##### Information supplied

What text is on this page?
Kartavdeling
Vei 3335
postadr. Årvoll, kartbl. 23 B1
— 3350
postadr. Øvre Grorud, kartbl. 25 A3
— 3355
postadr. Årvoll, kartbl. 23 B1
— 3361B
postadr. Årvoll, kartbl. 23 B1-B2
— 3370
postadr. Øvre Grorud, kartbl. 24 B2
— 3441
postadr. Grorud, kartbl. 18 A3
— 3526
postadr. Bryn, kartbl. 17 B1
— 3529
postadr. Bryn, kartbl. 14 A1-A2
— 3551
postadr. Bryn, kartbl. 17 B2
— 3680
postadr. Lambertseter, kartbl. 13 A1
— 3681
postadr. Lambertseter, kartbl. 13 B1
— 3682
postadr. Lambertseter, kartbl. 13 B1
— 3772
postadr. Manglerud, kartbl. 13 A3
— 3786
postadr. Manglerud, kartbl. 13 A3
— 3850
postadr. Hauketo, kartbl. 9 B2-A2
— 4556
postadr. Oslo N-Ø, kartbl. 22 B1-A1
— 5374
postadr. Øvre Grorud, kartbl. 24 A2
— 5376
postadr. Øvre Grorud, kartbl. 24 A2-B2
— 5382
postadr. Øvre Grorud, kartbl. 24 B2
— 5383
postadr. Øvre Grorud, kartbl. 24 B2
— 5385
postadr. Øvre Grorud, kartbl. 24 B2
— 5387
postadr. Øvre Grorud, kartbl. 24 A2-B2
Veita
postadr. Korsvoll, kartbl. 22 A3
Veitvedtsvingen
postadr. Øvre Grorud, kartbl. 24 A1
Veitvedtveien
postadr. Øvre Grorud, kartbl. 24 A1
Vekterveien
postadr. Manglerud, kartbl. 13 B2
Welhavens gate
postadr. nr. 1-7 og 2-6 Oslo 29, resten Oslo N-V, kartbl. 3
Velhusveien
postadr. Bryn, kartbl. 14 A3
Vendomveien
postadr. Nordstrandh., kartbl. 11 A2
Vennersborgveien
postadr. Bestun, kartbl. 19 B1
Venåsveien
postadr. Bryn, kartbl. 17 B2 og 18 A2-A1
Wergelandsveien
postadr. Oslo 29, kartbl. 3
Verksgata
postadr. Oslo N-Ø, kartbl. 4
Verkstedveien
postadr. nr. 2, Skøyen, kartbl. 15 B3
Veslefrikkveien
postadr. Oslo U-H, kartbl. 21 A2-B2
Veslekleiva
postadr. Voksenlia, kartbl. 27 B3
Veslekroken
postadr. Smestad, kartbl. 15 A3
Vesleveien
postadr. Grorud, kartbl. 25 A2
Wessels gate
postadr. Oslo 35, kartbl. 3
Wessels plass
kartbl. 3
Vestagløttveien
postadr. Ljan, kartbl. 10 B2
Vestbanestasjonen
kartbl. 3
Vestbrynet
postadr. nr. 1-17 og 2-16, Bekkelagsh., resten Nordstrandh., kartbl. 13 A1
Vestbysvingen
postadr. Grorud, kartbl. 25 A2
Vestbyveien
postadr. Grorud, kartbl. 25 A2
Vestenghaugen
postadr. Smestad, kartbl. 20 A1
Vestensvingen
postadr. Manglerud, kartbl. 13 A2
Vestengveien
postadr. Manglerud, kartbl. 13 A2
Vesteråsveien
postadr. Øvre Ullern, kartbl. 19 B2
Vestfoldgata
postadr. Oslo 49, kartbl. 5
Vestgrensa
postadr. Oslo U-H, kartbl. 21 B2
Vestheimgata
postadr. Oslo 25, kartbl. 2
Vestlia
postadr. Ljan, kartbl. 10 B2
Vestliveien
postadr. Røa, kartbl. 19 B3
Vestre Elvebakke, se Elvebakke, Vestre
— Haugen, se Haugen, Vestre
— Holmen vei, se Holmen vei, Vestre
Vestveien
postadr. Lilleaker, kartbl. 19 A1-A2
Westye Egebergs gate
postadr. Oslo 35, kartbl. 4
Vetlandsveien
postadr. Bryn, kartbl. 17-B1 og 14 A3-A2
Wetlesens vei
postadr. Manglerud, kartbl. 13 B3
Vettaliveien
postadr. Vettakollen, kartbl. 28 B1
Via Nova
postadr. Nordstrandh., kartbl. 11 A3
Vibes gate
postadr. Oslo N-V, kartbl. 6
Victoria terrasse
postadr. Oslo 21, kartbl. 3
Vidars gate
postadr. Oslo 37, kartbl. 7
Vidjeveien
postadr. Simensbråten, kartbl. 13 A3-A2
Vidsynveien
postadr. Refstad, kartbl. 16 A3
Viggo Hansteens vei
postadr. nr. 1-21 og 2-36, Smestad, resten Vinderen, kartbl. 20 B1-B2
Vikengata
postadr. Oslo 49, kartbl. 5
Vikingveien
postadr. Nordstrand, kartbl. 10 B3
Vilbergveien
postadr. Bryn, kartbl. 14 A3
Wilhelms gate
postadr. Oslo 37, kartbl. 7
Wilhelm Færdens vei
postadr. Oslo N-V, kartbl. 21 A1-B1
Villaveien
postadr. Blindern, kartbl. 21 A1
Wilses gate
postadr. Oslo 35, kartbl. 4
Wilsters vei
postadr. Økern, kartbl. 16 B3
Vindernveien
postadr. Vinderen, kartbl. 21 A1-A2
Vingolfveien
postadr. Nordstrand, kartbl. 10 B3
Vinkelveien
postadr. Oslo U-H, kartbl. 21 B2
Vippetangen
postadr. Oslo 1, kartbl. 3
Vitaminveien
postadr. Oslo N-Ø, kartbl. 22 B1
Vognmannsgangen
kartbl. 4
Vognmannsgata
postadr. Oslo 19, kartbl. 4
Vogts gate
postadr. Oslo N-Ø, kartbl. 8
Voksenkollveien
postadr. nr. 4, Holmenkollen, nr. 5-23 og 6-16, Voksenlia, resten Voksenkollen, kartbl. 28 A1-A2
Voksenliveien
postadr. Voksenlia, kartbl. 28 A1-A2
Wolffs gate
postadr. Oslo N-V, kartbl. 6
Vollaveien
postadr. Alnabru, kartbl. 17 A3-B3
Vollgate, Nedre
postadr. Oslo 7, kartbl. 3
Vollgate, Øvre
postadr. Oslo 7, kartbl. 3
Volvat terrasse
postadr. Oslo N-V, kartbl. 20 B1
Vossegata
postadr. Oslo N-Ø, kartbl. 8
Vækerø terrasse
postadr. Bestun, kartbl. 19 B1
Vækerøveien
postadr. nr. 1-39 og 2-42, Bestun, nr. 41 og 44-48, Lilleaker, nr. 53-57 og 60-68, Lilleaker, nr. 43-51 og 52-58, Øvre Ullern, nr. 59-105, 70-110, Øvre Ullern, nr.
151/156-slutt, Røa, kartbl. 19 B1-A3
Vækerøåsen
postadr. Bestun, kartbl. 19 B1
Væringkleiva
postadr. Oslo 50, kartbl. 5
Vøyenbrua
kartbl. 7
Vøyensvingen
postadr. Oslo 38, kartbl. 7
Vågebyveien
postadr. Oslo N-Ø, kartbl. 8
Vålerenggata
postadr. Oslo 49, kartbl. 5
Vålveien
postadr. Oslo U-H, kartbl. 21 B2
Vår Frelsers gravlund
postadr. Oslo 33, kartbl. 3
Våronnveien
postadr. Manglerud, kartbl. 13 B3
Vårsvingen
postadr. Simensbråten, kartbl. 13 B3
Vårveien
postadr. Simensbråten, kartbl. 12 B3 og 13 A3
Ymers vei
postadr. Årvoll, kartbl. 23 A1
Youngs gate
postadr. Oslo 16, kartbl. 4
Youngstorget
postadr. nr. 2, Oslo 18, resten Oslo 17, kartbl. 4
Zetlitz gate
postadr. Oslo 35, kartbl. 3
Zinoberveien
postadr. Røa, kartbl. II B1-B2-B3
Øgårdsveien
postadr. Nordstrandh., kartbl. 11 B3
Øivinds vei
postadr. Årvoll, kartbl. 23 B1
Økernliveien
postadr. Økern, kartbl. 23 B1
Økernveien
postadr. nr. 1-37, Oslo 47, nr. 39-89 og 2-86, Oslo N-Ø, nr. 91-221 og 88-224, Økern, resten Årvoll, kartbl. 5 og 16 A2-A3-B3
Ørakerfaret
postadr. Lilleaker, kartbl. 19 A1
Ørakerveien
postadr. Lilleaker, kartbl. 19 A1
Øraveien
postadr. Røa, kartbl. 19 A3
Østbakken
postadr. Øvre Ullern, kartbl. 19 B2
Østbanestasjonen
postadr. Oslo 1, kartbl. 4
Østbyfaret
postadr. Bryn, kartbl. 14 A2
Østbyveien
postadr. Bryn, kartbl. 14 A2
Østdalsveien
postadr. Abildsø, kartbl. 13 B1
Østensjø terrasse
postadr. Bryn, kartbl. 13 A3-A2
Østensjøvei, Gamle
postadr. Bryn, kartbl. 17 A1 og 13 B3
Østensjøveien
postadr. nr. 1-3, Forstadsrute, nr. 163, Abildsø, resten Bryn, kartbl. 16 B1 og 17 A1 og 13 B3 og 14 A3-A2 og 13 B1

##########

> **What you are asked to do**: Report the number of lines containing the string "Vestre" and add nothing to it.

> **Solution to the problem**: 3